* _TASK OBJECTIVE_
Beginning at the line containing "Read this page and output its text content." and continuing to the end of the records below, give each line again exactly as it stands, and only those lines.

Recorded data:
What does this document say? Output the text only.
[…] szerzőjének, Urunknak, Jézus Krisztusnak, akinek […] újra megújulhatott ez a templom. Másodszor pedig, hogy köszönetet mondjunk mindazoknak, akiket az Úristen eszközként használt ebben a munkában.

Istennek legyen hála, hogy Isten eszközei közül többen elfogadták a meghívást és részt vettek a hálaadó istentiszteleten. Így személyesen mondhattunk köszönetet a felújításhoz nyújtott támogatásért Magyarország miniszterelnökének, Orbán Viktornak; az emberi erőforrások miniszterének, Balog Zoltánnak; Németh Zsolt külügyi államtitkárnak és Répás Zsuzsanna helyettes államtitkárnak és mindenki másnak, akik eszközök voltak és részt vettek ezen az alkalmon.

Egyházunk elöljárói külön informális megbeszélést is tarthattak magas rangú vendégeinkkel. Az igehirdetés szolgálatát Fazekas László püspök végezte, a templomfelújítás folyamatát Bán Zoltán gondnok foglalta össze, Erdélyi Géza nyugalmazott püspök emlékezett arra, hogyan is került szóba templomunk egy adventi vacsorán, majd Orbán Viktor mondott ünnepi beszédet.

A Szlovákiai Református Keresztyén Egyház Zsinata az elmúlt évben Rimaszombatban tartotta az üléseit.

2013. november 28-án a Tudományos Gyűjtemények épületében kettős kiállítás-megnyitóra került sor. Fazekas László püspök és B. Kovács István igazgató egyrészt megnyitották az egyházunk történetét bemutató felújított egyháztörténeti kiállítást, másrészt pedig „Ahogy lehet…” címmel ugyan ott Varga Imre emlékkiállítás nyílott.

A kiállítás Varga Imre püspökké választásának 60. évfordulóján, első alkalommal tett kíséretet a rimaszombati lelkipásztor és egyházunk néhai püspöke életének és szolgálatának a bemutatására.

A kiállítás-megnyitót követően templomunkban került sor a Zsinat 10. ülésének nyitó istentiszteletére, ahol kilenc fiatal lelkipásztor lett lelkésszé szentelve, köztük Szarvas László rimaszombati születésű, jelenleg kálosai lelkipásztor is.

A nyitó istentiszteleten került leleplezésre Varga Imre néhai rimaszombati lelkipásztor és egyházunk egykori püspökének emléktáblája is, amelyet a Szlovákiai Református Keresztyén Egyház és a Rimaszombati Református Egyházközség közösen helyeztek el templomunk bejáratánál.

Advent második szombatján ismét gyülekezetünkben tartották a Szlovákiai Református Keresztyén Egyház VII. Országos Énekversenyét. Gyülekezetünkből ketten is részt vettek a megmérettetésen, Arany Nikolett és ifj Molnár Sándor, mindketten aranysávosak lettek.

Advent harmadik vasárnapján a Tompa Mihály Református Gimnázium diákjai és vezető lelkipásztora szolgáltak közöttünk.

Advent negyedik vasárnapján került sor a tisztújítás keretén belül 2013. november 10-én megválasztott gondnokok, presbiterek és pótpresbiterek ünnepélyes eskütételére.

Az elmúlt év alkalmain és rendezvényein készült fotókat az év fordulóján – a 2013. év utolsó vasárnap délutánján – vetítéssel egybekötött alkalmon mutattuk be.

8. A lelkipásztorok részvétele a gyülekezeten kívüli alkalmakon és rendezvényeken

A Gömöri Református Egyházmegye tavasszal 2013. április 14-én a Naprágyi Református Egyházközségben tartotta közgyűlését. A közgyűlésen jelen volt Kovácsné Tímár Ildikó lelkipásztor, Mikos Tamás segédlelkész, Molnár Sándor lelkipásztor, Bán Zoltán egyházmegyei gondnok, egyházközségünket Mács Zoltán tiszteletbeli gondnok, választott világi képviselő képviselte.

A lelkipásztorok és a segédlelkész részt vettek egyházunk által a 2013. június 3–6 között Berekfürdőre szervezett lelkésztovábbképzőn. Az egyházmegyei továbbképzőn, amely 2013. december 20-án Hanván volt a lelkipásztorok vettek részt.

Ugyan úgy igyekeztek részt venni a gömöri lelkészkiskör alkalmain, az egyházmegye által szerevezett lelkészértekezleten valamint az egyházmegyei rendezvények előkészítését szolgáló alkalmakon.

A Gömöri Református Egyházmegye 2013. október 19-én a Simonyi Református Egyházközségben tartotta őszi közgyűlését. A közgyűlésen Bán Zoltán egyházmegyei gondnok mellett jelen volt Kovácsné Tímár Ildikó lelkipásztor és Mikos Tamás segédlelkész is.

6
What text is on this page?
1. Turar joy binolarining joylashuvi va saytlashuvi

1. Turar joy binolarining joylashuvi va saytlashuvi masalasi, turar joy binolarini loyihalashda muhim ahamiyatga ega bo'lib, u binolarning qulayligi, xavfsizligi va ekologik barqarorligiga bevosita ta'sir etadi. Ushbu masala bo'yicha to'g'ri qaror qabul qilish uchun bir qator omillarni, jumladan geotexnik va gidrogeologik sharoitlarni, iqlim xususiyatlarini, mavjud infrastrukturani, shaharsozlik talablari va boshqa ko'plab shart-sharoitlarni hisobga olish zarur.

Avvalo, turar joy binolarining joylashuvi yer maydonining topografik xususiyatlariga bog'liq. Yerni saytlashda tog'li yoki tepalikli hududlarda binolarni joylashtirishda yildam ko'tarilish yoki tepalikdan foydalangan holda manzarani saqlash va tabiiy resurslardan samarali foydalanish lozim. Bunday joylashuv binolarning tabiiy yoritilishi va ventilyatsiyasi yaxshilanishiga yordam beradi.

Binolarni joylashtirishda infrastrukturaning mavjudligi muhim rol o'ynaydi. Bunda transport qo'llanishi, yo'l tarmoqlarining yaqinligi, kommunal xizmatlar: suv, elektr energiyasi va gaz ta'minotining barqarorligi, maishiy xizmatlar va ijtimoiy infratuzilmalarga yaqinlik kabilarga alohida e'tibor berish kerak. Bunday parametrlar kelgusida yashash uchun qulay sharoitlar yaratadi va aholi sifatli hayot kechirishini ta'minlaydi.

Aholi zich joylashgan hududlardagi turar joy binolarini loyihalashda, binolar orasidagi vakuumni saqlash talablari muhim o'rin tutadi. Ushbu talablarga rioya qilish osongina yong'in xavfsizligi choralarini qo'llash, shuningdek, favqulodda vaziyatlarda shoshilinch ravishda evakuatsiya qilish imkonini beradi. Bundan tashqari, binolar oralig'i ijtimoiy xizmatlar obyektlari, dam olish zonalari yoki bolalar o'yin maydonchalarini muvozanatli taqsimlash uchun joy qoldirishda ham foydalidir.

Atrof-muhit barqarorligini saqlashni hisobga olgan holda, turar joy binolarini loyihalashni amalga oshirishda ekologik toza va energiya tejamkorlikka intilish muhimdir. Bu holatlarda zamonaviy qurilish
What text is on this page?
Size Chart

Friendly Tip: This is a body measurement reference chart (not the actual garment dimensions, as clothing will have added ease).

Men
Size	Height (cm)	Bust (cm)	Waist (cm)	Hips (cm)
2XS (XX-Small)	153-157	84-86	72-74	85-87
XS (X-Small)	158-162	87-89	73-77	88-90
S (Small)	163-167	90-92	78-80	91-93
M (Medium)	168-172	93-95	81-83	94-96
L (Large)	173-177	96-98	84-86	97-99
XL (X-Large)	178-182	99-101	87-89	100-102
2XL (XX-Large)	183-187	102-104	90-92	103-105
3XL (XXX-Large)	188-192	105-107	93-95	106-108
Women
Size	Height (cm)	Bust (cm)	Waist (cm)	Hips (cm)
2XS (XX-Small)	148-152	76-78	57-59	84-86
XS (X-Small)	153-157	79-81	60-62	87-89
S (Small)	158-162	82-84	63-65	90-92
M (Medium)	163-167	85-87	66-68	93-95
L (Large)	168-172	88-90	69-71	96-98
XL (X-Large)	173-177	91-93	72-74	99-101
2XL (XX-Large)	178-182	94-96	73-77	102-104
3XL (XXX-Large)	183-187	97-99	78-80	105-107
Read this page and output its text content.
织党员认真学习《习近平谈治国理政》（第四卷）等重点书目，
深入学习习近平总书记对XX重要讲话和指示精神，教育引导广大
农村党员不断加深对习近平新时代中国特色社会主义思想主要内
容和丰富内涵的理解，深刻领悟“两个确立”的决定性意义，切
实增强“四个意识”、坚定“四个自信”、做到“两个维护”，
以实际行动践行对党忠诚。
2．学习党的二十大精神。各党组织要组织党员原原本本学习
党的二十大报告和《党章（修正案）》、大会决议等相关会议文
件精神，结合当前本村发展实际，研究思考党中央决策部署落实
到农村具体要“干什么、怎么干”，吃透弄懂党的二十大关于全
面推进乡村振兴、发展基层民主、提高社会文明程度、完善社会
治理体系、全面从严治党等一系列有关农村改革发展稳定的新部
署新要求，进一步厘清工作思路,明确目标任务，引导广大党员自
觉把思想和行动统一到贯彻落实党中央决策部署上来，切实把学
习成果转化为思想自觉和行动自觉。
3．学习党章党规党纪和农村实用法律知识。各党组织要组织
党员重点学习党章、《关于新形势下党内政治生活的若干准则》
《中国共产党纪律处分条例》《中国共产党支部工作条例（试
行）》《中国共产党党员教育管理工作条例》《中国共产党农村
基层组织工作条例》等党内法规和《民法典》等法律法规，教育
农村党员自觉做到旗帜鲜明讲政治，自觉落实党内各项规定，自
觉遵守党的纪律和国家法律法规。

* _SOLUTION TO THIS TASK_
Read this page and output its text content.
织党员认真学习《习近平谈治国理政》（第四卷）等重点书目，
深入学习习近平总书记对XX重要讲话和指示精神，教育引导广大
农村党员不断加深对习近平新时代中国特色社会主义思想主要内
容和丰富内涵的理解，深刻领悟“两个确立”的决定性意义，切
实增强“四个意识”、坚定“四个自信”、做到“两个维护”，
以实际行动践行对党忠诚。
2．学习党的二十大精神。各党组织要组织党员原原本本学习
党的二十大报告和《党章（修正案）》、大会决议等相关会议文
件精神，结合当前本村发展实际，研究思考党中央决策部署落实
到农村具体要“干什么、怎么干”，吃透弄懂党的二十大关于全
面推进乡村振兴、发展基层民主、提高社会文明程度、完善社会
治理体系、全面从严治党等一系列有关农村改革发展稳定的新部
署新要求，进一步厘清工作思路,明确目标任务，引导广大党员自
觉把思想和行动统一到贯彻落实党中央决策部署上来，切实把学
习成果转化为思想自觉和行动自觉。
3．学习党章党规党纪和农村实用法律知识。各党组织要组织
党员重点学习党章、《关于新形势下党内政治生活的若干准则》
《中国共产党纪律处分条例》《中国共产党支部工作条例（试
行）》《中国共产党党员教育管理工作条例》《中国共产党农村
基层组织工作条例》等党内法规和《民法典》等法律法规，教育
农村党员自觉做到旗帜鲜明讲政治，自觉落实党内各项规定，自
觉遵守党的纪律和国家法律法规。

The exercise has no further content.